# Stated problem
Quote the full listing word for word.

# Records for the exercise
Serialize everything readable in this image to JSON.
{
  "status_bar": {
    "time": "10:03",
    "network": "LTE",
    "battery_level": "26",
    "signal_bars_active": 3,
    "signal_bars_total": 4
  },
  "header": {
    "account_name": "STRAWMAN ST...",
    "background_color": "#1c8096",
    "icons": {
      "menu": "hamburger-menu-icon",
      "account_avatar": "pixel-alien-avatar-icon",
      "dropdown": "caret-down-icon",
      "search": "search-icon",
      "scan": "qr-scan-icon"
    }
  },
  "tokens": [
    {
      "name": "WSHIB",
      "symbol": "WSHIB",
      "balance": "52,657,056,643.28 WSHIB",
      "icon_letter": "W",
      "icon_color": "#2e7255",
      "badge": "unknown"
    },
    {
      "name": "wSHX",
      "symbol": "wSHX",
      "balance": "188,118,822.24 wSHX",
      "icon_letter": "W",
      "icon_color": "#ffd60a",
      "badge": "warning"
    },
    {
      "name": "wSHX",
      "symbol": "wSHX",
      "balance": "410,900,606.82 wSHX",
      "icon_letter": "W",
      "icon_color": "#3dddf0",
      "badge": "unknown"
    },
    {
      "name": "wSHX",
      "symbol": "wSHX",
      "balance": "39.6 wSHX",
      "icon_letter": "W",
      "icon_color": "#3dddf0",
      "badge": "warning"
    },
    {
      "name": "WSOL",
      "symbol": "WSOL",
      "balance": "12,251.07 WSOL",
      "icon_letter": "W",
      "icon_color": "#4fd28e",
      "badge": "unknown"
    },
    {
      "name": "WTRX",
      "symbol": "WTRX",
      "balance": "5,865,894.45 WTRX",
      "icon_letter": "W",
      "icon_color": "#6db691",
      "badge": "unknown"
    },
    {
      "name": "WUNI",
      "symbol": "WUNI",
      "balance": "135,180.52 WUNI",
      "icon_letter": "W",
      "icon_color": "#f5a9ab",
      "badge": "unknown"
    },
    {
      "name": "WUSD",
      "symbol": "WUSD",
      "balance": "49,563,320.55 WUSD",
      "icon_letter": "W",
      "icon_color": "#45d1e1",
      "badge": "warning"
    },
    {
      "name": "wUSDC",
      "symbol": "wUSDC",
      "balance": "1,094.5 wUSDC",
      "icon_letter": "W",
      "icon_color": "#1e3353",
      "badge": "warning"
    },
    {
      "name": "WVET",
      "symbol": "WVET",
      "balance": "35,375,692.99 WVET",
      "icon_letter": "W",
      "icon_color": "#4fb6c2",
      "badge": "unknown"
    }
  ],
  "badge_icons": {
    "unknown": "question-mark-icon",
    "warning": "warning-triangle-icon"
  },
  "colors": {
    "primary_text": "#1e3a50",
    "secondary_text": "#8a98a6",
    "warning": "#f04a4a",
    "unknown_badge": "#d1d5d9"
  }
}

# Full solution
Serialize everything readable in this image to JSON.
{
  "status_bar": {
    "time": "10:03",
    "network": "LTE",
    "battery_level": "26",
    "signal_bars_active": 3,
    "signal_bars_total": 4
  },
  "header": {
    "account_name": "STRAWMAN ST...",
    "background_color": "#1c8096",
    "icons": {
      "menu": "hamburger-menu-icon",
      "account_avatar": "pixel-alien-avatar-icon",
      "dropdown": "caret-down-icon",
      "search": "search-icon",
      "scan": "qr-scan-icon"
    }
  },
  "tokens": [
    {
      "name": "WSHIB",
      "symbol": "WSHIB",
      "balance": "52,657,056,643.28 WSHIB",
      "icon_letter": "W",
      "icon_color": "#2e7255",
      "badge": "unknown"
    },
    {
      "name": "wSHX",
      "symbol": "wSHX",
      "balance": "188,118,822.24 wSHX",
      "icon_letter": "W",
      "icon_color": "#ffd60a",
      "badge": "warning"
    },
    {
      "name": "wSHX",
      "symbol": "wSHX",
      "balance": "410,900,606.82 wSHX",
      "icon_letter": "W",
      "icon_color": "#3dddf0",
      "badge": "unknown"
    },
    {
      "name": "wSHX",
      "symbol": "wSHX",
      "balance": "39.6 wSHX",
      "icon_letter": "W",
      "icon_color": "#3dddf0",
      "badge": "warning"
    },
    {
      "name": "WSOL",
      "symbol": "WSOL",
      "balance": "12,251.07 WSOL",
      "icon_letter": "W",
      "icon_color": "#4fd28e",
      "badge": "unknown"
    },
    {
      "name": "WTRX",
      "symbol": "WTRX",
      "balance": "5,865,894.45 WTRX",
      "icon_letter": "W",
      "icon_color": "#6db691",
      "badge": "unknown"
    },
    {
      "name": "WUNI",
      "symbol": "WUNI",
      "balance": "135,180.52 WUNI",
      "icon_letter": "W",
      "icon_color": "#f5a9ab",
      "badge": "unknown"
    },
    {
      "name": "WUSD",
      "symbol": "WUSD",
      "balance": "49,563,320.55 WUSD",
      "icon_letter": "W",
      "icon_color": "#45d1e1",
      "badge": "warning"
    },
    {
      "name": "wUSDC",
      "symbol": "wUSDC",
      "balance": "1,094.5 wUSDC",
      "icon_letter": "W",
      "icon_color": "#1e3353",
      "badge": "warning"
    },
    {
      "name": "WVET",
      "symbol": "WVET",
      "balance": "35,375,692.99 WVET",
      "icon_letter": "W",
      "icon_color": "#4fb6c2",
      "badge": "unknown"
    }
  ],
  "badge_icons": {
    "unknown": "question-mark-icon",
    "warning": "warning-triangle-icon"
  },
  "colors": {
    "primary_text": "#1e3a50",
    "secondary_text": "#8a98a6",
    "warning": "#f04a4a",
    "unknown_badge": "#d1d5d9"
  }
}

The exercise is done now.